**EXERCISE INPUTS:**
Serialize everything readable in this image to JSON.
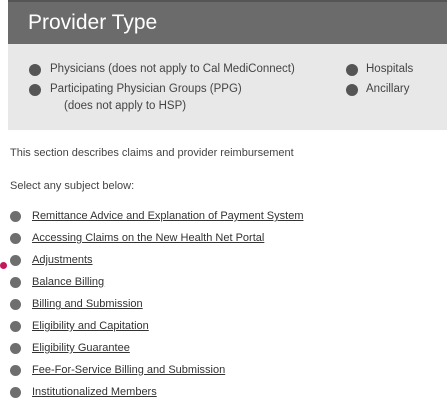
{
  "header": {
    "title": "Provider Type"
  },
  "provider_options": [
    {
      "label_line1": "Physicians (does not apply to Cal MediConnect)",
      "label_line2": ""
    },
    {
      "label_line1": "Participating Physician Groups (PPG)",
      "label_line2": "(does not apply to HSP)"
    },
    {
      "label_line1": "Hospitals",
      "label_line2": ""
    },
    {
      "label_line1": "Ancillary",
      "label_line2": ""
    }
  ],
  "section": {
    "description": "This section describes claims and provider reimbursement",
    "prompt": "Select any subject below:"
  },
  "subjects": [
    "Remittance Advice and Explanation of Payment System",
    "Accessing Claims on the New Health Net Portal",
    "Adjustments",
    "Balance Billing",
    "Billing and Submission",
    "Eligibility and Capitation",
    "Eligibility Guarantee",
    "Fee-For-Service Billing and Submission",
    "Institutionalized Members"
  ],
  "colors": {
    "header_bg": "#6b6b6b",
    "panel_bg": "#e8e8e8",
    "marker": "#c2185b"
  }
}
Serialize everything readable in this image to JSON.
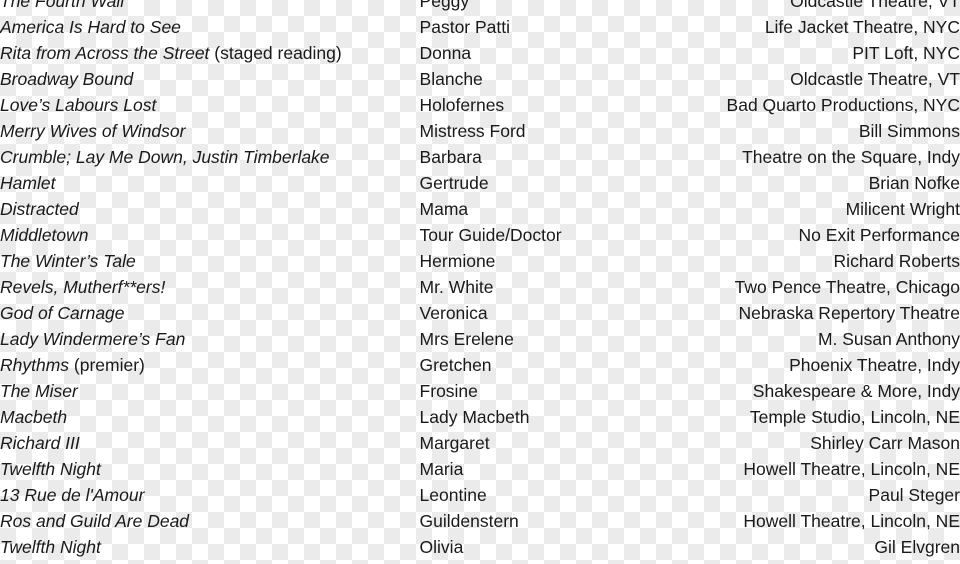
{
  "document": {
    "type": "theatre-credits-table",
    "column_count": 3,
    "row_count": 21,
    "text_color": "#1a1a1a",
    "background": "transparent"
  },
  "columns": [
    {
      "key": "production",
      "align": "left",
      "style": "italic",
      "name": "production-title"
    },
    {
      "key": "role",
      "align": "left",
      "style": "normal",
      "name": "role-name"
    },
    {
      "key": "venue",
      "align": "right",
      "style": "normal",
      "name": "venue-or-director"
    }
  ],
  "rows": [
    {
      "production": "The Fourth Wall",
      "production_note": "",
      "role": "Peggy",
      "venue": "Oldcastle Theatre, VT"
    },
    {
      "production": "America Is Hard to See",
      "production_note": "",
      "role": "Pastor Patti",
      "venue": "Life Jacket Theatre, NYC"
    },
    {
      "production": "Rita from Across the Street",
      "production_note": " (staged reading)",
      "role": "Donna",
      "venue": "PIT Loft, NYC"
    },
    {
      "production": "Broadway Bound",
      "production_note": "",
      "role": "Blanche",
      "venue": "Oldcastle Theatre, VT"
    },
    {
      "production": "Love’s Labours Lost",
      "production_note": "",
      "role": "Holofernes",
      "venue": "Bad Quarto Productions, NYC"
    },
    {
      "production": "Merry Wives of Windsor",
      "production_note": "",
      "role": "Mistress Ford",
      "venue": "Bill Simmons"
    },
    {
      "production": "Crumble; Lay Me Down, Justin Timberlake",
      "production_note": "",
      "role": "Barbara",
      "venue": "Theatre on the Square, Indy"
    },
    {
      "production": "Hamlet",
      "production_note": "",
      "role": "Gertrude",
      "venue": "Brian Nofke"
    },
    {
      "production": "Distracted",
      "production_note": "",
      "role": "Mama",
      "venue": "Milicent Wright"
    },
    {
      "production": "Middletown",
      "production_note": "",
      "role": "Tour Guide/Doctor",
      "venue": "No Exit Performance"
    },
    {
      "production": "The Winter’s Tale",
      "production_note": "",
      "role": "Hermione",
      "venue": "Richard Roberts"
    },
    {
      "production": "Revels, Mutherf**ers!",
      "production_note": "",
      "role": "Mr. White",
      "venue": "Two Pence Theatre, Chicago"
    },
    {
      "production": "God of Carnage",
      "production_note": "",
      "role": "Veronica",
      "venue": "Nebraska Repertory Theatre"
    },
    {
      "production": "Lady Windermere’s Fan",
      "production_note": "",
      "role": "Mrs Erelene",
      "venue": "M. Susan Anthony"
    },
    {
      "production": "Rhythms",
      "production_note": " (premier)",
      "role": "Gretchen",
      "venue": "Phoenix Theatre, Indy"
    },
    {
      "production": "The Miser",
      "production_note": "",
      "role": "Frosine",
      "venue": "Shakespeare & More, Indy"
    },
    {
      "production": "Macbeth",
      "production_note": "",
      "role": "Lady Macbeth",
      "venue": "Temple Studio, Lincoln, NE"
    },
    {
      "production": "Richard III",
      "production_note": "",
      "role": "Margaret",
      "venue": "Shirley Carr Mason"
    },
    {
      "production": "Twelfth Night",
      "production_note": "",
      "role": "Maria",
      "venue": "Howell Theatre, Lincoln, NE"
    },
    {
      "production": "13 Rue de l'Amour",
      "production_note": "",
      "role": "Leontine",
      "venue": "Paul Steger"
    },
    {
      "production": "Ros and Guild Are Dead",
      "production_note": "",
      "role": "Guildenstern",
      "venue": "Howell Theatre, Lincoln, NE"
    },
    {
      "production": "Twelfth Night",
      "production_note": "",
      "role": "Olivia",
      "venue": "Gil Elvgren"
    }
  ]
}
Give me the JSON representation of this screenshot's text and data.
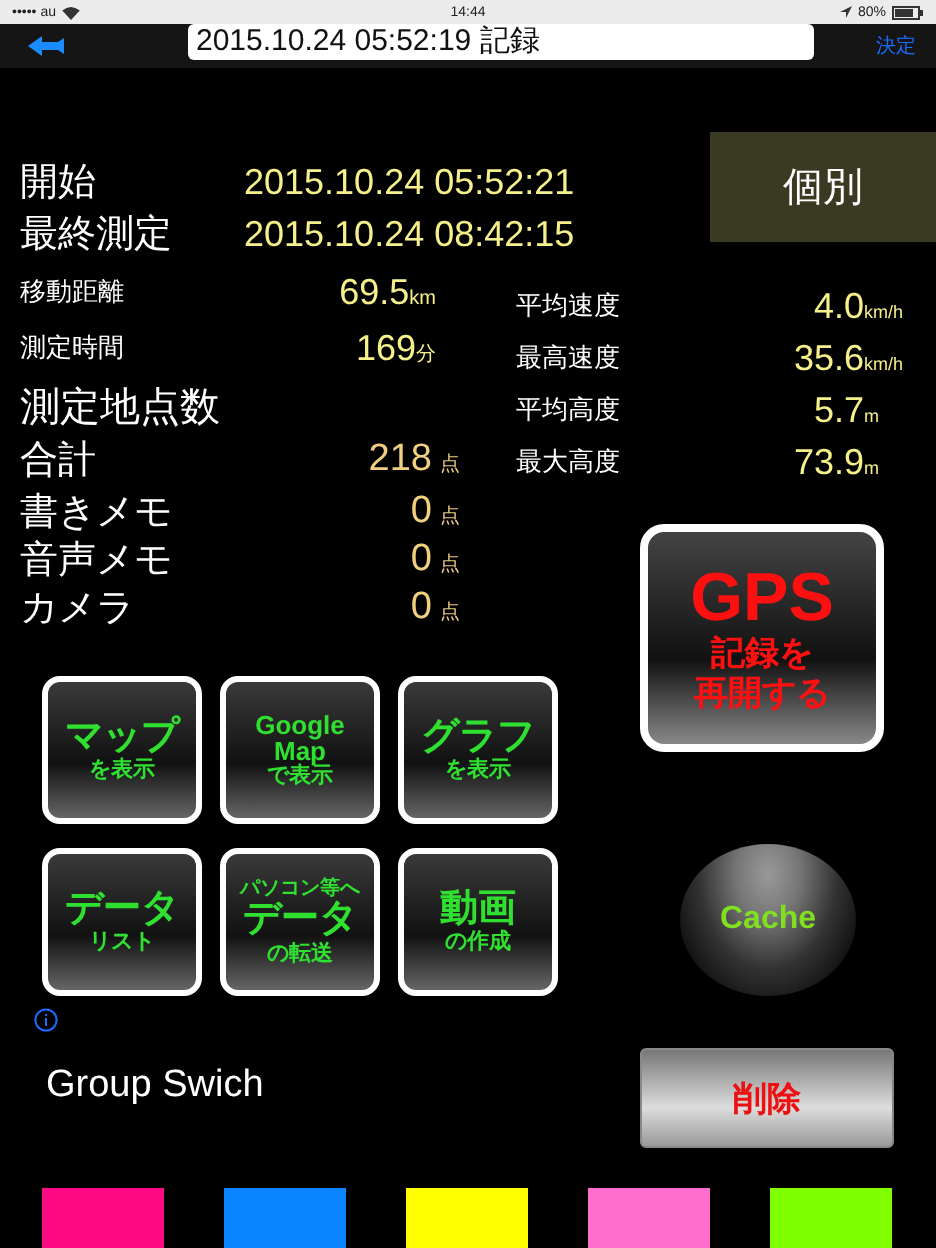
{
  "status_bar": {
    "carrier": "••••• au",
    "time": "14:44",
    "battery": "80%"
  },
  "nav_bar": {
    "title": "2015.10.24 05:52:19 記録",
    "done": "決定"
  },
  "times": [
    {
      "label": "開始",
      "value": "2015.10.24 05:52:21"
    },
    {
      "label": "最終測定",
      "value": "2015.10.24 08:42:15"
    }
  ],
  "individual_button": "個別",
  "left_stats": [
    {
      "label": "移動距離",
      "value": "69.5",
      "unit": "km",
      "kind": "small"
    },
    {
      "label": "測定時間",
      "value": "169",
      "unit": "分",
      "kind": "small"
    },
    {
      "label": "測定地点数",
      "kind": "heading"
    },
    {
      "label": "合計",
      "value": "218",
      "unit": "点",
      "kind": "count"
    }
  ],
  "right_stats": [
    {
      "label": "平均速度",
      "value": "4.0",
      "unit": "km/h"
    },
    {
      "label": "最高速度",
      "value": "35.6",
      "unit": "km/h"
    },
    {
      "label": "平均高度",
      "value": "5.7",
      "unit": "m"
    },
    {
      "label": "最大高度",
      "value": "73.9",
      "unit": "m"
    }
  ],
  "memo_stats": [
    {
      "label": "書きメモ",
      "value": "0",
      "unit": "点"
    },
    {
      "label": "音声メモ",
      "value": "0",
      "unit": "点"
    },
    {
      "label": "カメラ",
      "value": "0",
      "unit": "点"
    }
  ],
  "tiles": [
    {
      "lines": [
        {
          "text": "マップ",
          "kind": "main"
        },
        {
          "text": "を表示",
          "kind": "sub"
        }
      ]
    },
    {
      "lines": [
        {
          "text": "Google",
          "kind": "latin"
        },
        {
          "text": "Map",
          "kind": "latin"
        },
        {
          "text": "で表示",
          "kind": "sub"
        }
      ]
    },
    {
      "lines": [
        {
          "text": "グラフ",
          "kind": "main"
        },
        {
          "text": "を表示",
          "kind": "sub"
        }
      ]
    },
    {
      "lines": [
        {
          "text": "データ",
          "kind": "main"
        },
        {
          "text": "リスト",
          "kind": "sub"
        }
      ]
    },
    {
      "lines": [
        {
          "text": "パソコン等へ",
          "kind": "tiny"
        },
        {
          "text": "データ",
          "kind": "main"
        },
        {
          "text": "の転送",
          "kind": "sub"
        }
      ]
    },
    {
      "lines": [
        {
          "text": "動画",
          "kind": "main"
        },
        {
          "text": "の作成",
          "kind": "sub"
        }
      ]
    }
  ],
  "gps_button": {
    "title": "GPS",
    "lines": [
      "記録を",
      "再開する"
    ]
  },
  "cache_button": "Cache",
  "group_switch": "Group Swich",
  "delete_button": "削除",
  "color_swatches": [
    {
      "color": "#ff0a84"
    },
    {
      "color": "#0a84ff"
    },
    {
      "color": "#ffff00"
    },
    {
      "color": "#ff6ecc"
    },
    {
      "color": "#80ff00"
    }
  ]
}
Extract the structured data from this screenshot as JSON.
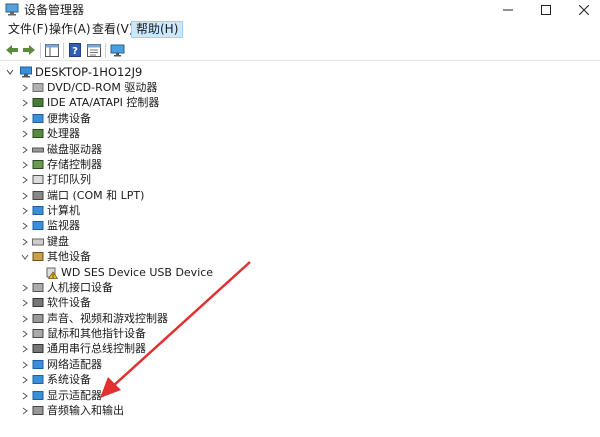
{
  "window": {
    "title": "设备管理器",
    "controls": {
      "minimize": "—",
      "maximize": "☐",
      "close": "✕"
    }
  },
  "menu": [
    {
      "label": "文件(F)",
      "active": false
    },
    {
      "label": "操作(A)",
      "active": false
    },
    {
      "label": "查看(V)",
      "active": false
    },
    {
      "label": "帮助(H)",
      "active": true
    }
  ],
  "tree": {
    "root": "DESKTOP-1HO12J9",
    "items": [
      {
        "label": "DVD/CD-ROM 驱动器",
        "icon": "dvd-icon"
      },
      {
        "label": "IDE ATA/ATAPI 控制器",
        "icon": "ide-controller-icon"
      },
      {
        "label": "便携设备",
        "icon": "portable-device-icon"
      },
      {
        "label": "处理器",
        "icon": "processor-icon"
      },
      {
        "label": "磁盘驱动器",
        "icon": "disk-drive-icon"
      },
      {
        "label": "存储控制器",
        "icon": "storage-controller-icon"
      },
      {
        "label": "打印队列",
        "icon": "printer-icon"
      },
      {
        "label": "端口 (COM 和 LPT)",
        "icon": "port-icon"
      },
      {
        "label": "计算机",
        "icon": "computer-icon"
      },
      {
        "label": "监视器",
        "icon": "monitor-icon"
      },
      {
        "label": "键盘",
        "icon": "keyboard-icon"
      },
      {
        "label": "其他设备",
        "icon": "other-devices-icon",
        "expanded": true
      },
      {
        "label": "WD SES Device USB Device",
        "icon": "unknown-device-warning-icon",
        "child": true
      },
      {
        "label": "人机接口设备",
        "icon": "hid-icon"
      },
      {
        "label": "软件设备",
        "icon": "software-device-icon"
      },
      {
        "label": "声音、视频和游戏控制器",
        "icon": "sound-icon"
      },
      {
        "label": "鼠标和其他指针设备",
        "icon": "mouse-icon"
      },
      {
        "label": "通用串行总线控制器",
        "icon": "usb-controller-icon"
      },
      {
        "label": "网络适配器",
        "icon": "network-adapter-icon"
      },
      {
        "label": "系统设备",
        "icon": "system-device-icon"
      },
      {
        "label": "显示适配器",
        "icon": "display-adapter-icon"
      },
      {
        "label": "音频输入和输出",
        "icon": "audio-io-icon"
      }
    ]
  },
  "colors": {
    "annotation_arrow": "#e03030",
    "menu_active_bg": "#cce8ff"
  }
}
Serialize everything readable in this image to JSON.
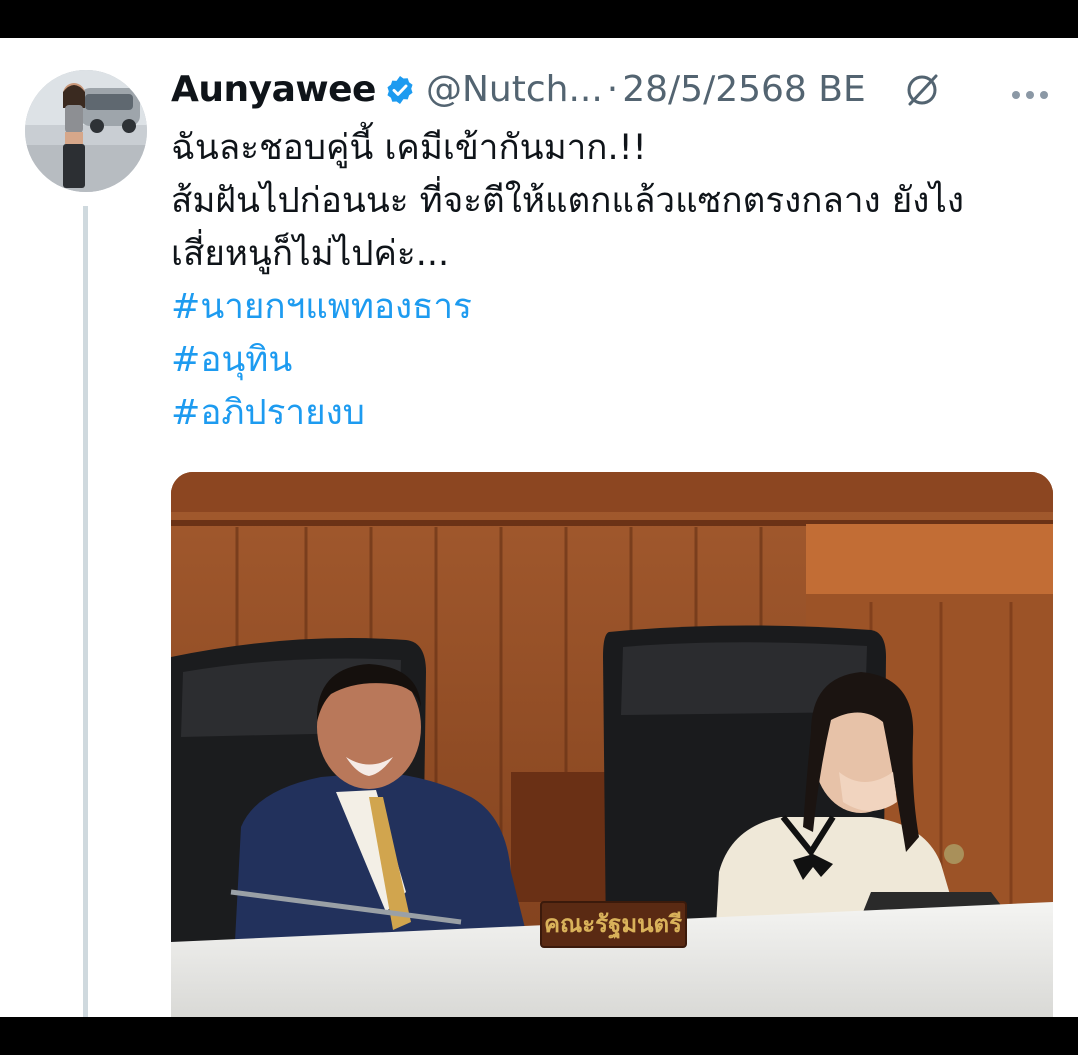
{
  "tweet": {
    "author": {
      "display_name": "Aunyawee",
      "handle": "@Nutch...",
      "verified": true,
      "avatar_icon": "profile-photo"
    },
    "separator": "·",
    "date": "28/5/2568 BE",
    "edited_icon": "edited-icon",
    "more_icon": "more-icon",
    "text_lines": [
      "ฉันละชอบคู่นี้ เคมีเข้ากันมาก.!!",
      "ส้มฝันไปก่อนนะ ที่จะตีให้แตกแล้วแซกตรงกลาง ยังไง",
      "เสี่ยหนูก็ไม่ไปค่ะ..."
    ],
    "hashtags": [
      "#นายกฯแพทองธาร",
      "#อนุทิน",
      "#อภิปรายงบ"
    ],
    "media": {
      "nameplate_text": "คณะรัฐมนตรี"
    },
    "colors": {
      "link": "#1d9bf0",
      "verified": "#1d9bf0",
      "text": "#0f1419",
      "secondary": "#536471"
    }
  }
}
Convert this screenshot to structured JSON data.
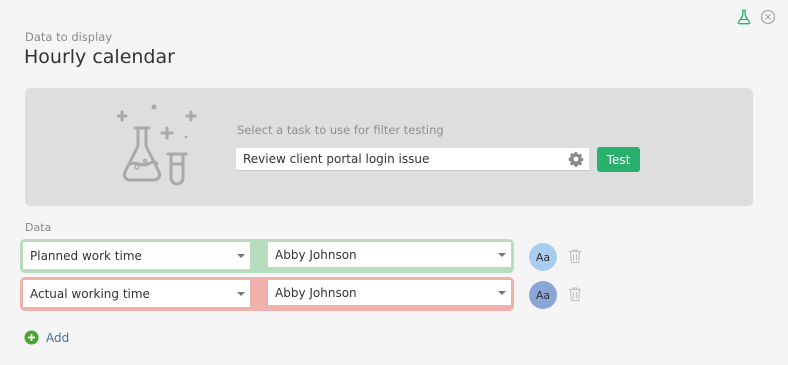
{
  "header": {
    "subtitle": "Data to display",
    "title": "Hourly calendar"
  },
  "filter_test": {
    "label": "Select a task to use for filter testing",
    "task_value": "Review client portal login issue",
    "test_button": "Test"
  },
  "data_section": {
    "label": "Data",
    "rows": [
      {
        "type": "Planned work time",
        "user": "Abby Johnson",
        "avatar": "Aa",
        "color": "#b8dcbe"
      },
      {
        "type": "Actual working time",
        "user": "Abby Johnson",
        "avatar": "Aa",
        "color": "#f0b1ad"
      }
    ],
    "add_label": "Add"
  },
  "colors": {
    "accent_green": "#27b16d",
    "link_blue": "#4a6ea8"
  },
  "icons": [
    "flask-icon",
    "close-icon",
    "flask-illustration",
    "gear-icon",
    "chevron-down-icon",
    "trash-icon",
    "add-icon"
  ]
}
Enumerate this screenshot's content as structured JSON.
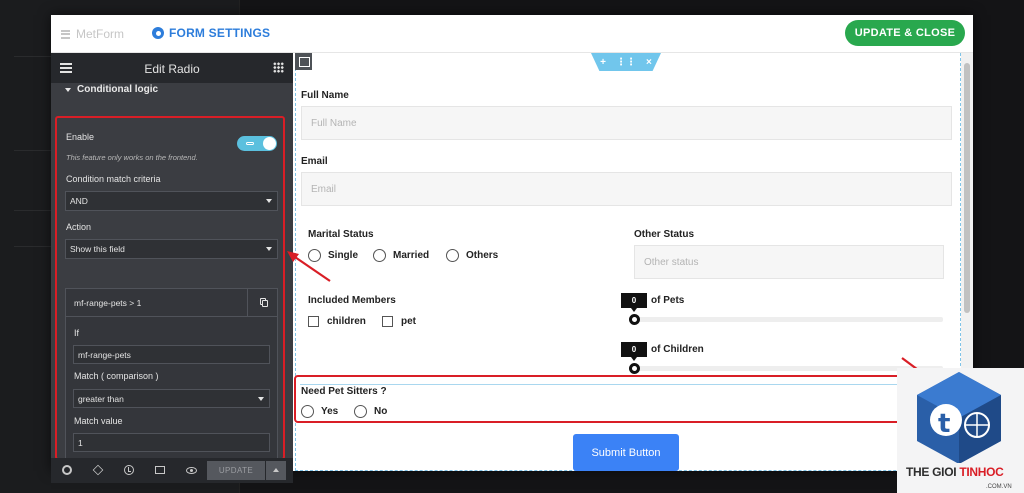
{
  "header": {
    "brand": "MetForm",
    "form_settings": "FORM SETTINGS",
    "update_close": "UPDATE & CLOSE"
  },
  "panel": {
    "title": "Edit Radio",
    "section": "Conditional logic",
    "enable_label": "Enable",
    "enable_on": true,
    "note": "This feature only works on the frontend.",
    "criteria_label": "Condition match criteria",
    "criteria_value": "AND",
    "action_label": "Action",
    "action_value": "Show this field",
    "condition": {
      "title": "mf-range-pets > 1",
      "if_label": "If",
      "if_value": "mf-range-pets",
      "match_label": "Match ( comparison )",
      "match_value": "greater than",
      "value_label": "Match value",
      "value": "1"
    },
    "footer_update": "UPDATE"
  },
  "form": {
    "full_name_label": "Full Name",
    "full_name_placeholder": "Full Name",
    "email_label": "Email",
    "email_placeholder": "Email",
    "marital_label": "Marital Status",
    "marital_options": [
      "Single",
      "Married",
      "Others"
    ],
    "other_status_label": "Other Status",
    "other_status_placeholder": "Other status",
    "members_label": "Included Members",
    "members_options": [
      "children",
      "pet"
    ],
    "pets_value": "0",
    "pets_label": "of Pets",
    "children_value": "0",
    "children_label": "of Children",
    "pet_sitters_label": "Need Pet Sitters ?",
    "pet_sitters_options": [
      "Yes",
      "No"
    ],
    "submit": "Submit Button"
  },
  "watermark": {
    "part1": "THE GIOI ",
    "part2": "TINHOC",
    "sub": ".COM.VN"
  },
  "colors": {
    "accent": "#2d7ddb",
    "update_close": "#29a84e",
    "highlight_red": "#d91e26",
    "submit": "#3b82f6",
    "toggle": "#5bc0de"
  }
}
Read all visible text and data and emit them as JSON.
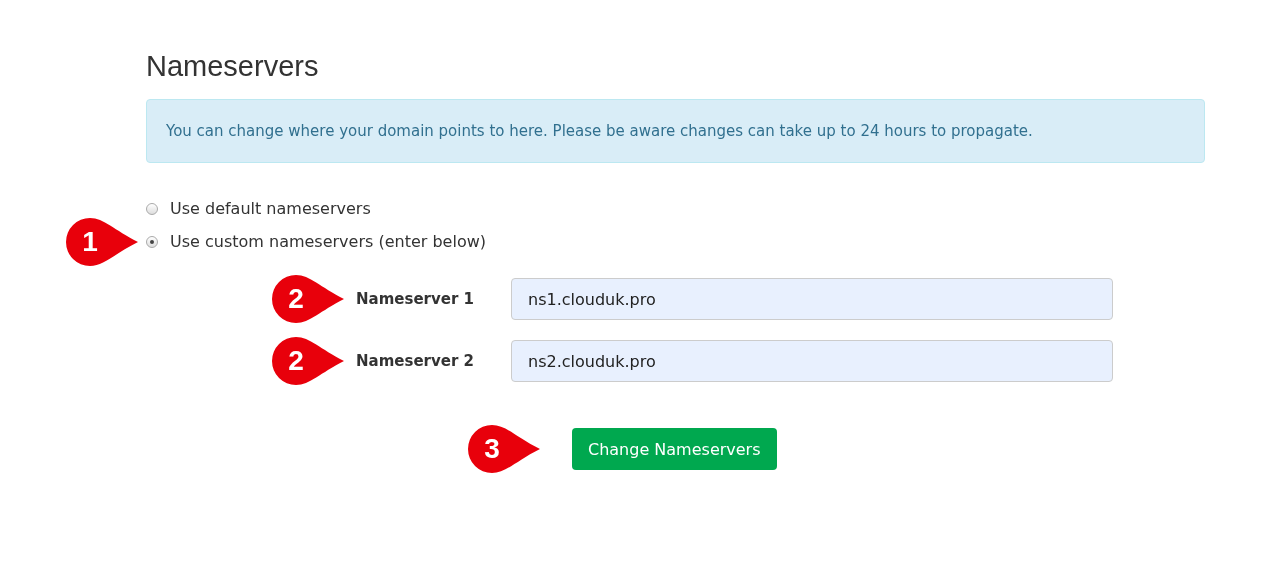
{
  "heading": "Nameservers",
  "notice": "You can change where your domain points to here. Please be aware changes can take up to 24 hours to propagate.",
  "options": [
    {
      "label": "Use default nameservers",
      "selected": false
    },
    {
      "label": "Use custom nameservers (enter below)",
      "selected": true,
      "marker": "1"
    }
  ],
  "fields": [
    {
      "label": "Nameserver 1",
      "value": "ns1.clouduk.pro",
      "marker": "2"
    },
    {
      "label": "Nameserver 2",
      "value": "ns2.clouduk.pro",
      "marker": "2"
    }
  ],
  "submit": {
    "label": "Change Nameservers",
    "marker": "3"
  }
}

**YOUR OBJECTIVE:**
Where a line of the material above holds the string "does", copy that line.

**PROBLEM SOLUTION:**
      "label_line1": "Physicians (does not apply to Cal MediConnect)",
      "label_line2": "(does not apply to HSP)"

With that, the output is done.